THE PROBLEM
Reproduce the listing verbatim.

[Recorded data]

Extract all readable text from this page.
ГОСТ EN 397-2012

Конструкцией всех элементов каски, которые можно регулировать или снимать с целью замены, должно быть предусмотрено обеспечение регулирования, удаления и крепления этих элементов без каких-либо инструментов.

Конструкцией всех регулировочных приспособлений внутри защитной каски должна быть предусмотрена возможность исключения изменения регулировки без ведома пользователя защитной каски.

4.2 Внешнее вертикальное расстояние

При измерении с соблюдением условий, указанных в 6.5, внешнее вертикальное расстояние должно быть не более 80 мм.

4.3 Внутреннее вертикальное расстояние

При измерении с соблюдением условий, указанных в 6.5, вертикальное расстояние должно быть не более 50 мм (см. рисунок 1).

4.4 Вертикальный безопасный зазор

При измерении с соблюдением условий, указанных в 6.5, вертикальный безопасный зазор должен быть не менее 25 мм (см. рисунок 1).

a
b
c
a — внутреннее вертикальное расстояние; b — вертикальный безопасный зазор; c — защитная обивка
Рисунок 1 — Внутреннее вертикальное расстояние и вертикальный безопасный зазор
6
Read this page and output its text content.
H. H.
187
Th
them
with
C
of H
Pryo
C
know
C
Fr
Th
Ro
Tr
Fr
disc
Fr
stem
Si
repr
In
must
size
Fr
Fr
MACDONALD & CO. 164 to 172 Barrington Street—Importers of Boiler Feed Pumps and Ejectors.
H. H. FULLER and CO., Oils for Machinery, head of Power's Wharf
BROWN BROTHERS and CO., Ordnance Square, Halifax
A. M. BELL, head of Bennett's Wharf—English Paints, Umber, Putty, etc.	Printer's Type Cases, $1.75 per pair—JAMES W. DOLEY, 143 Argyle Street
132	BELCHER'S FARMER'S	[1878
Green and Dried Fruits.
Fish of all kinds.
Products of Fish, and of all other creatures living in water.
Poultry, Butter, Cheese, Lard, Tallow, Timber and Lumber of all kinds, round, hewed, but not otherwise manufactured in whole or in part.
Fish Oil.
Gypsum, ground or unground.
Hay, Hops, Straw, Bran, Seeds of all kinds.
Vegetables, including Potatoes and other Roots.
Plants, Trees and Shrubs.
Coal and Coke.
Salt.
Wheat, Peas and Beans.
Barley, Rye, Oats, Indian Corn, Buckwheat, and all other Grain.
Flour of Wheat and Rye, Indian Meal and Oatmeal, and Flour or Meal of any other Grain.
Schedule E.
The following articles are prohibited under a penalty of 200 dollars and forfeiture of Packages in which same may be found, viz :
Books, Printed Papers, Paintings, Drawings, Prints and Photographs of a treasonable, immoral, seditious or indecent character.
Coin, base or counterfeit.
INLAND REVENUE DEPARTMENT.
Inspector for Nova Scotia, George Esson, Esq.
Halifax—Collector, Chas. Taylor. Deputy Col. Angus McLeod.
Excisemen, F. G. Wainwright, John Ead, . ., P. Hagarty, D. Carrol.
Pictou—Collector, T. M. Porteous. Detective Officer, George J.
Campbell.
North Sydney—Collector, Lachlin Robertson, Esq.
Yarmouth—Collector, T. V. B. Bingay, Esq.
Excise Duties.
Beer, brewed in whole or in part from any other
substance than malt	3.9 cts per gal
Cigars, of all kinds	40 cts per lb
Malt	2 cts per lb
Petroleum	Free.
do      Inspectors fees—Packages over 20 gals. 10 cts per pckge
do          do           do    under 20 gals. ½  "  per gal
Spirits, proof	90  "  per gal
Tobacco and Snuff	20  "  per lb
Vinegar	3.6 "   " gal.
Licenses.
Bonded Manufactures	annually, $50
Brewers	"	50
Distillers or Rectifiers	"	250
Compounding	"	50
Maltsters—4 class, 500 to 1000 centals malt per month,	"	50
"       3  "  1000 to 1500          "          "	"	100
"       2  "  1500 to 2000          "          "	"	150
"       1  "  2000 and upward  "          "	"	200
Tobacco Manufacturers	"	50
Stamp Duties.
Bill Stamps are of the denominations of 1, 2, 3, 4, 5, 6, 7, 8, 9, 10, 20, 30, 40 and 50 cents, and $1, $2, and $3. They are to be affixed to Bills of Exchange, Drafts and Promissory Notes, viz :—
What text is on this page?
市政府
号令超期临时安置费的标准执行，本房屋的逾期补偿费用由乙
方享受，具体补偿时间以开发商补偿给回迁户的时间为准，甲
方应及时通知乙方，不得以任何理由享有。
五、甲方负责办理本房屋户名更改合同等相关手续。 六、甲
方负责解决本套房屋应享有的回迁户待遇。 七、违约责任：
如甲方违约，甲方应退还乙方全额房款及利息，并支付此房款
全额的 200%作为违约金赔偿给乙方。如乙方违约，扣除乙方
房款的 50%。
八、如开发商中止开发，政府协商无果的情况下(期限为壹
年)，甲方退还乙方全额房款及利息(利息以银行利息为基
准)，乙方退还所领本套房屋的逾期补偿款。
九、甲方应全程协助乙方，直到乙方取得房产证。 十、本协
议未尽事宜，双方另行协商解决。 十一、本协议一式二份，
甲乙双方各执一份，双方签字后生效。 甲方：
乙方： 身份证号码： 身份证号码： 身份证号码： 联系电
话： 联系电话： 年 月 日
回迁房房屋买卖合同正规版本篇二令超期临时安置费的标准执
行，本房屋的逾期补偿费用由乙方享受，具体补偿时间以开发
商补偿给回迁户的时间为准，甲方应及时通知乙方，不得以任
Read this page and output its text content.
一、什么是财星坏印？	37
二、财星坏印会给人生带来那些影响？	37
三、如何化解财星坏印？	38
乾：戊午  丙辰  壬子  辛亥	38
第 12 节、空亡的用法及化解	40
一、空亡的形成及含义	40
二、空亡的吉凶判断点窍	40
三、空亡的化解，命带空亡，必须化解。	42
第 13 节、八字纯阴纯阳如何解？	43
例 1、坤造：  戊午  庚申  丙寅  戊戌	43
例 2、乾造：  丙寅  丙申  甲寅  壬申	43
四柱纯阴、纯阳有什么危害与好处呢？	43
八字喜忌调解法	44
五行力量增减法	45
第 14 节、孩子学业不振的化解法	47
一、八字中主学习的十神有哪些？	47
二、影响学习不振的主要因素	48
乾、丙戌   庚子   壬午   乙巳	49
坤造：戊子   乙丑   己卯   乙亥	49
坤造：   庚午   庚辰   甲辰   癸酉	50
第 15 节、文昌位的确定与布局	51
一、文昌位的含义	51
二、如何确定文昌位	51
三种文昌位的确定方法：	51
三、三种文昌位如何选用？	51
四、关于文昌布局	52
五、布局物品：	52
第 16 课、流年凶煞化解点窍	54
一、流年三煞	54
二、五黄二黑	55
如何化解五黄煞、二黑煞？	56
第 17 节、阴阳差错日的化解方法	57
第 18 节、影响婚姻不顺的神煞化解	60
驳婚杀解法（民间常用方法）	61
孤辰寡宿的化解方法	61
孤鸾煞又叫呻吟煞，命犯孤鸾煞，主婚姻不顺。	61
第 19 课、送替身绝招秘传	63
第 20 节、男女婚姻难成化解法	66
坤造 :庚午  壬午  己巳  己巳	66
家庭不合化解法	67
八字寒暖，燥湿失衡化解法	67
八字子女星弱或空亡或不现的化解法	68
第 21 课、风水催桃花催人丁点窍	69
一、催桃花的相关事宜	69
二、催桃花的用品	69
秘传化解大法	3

RESULT
Extract all readable text from this page.
ГОСТ EN 397-2012

Конструкцией всех элементов каски, которые можно регулировать или снимать с целью замены, должно быть предусмотрено обеспечение регулирования, удаления и крепления этих элементов без каких-либо инструментов.

Конструкцией всех регулировочных приспособлений внутри защитной каски должна быть предусмотрена возможность исключения изменения регулировки без ведома пользователя защитной каски.

4.2 Внешнее вертикальное расстояние

При измерении с соблюдением условий, указанных в 6.5, внешнее вертикальное расстояние должно быть не более 80 мм.

4.3 Внутреннее вертикальное расстояние

При измерении с соблюдением условий, указанных в 6.5, вертикальное расстояние должно быть не более 50 мм (см. рисунок 1).

4.4 Вертикальный безопасный зазор

При измерении с соблюдением условий, указанных в 6.5, вертикальный безопасный зазор должен быть не менее 25 мм (см. рисунок 1).

a
b
c
a — внутреннее вертикальное расстояние; b — вертикальный безопасный зазор; c — защитная обивка
Рисунок 1 — Внутреннее вертикальное расстояние и вертикальный безопасный зазор
6
Read this page and output its text content.
H. H.
187
Th
them
with
C
of H
Pryo
C
know
C
Fr
Th
Ro
Tr
Fr
disc
Fr
stem
Si
repr
In
must
size
Fr
Fr
MACDONALD & CO. 164 to 172 Barrington Street—Importers of Boiler Feed Pumps and Ejectors.
H. H. FULLER and CO., Oils for Machinery, head of Power's Wharf
BROWN BROTHERS and CO., Ordnance Square, Halifax
A. M. BELL, head of Bennett's Wharf—English Paints, Umber, Putty, etc.	Printer's Type Cases, $1.75 per pair—JAMES W. DOLEY, 143 Argyle Street
132	BELCHER'S FARMER'S	[1878
Green and Dried Fruits.
Fish of all kinds.
Products of Fish, and of all other creatures living in water.
Poultry, Butter, Cheese, Lard, Tallow, Timber and Lumber of all kinds, round, hewed, but not otherwise manufactured in whole or in part.
Fish Oil.
Gypsum, ground or unground.
Hay, Hops, Straw, Bran, Seeds of all kinds.
Vegetables, including Potatoes and other Roots.
Plants, Trees and Shrubs.
Coal and Coke.
Salt.
Wheat, Peas and Beans.
Barley, Rye, Oats, Indian Corn, Buckwheat, and all other Grain.
Flour of Wheat and Rye, Indian Meal and Oatmeal, and Flour or Meal of any other Grain.
Schedule E.
The following articles are prohibited under a penalty of 200 dollars and forfeiture of Packages in which same may be found, viz :
Books, Printed Papers, Paintings, Drawings, Prints and Photographs of a treasonable, immoral, seditious or indecent character.
Coin, base or counterfeit.
INLAND REVENUE DEPARTMENT.
Inspector for Nova Scotia, George Esson, Esq.
Halifax—Collector, Chas. Taylor. Deputy Col. Angus McLeod.
Excisemen, F. G. Wainwright, John Ead, . ., P. Hagarty, D. Carrol.
Pictou—Collector, T. M. Porteous. Detective Officer, George J.
Campbell.
North Sydney—Collector, Lachlin Robertson, Esq.
Yarmouth—Collector, T. V. B. Bingay, Esq.
Excise Duties.
Beer, brewed in whole or in part from any other
substance than malt	3.9 cts per gal
Cigars, of all kinds	40 cts per lb
Malt	2 cts per lb
Petroleum	Free.
do      Inspectors fees—Packages over 20 gals. 10 cts per pckge
do          do           do    under 20 gals. ½  "  per gal
Spirits, proof	90  "  per gal
Tobacco and Snuff	20  "  per lb
Vinegar	3.6 "   " gal.
Licenses.
Bonded Manufactures	annually, $50
Brewers	"	50
Distillers or Rectifiers	"	250
Compounding	"	50
Maltsters—4 class, 500 to 1000 centals malt per month,	"	50
"       3  "  1000 to 1500          "          "	"	100
"       2  "  1500 to 2000          "          "	"	150
"       1  "  2000 and upward  "          "	"	200
Tobacco Manufacturers	"	50
Stamp Duties.
Bill Stamps are of the denominations of 1, 2, 3, 4, 5, 6, 7, 8, 9, 10, 20, 30, 40 and 50 cents, and $1, $2, and $3. They are to be affixed to Bills of Exchange, Drafts and Promissory Notes, viz :—
What text is on this page?
市政府
号令超期临时安置费的标准执行，本房屋的逾期补偿费用由乙
方享受，具体补偿时间以开发商补偿给回迁户的时间为准，甲
方应及时通知乙方，不得以任何理由享有。
五、甲方负责办理本房屋户名更改合同等相关手续。 六、甲
方负责解决本套房屋应享有的回迁户待遇。 七、违约责任：
如甲方违约，甲方应退还乙方全额房款及利息，并支付此房款
全额的 200%作为违约金赔偿给乙方。如乙方违约，扣除乙方
房款的 50%。
八、如开发商中止开发，政府协商无果的情况下(期限为壹
年)，甲方退还乙方全额房款及利息(利息以银行利息为基
准)，乙方退还所领本套房屋的逾期补偿款。
九、甲方应全程协助乙方，直到乙方取得房产证。 十、本协
议未尽事宜，双方另行协商解决。 十一、本协议一式二份，
甲乙双方各执一份，双方签字后生效。 甲方：
乙方： 身份证号码： 身份证号码： 身份证号码： 联系电
话： 联系电话： 年 月 日
回迁房房屋买卖合同正规版本篇二令超期临时安置费的标准执
行，本房屋的逾期补偿费用由乙方享受，具体补偿时间以开发
商补偿给回迁户的时间为准，甲方应及时通知乙方，不得以任
Read this page and output its text content.
一、什么是财星坏印？	37
二、财星坏印会给人生带来那些影响？	37
三、如何化解财星坏印？	38
乾：戊午  丙辰  壬子  辛亥	38
第 12 节、空亡的用法及化解	40
一、空亡的形成及含义	40
二、空亡的吉凶判断点窍	40
三、空亡的化解，命带空亡，必须化解。	42
第 13 节、八字纯阴纯阳如何解？	43
例 1、坤造：  戊午  庚申  丙寅  戊戌	43
例 2、乾造：  丙寅  丙申  甲寅  壬申	43
四柱纯阴、纯阳有什么危害与好处呢？	43
八字喜忌调解法	44
五行力量增减法	45
第 14 节、孩子学业不振的化解法	47
一、八字中主学习的十神有哪些？	47
二、影响学习不振的主要因素	48
乾、丙戌   庚子   壬午   乙巳	49
坤造：戊子   乙丑   己卯   乙亥	49
坤造：   庚午   庚辰   甲辰   癸酉	50
第 15 节、文昌位的确定与布局	51
一、文昌位的含义	51
二、如何确定文昌位	51
三种文昌位的确定方法：	51
三、三种文昌位如何选用？	51
四、关于文昌布局	52
五、布局物品：	52
第 16 课、流年凶煞化解点窍	54
一、流年三煞	54
二、五黄二黑	55
如何化解五黄煞、二黑煞？	56
第 17 节、阴阳差错日的化解方法	57
第 18 节、影响婚姻不顺的神煞化解	60
驳婚杀解法（民间常用方法）	61
孤辰寡宿的化解方法	61
孤鸾煞又叫呻吟煞，命犯孤鸾煞，主婚姻不顺。	61
第 19 课、送替身绝招秘传	63
第 20 节、男女婚姻难成化解法	66
坤造 :庚午  壬午  己巳  己巳	66
家庭不合化解法	67
八字寒暖，燥湿失衡化解法	67
八字子女星弱或空亡或不现的化解法	68
第 21 课、风水催桃花催人丁点窍	69
一、催桃花的相关事宜	69
二、催桃花的用品	69
秘传化解大法	3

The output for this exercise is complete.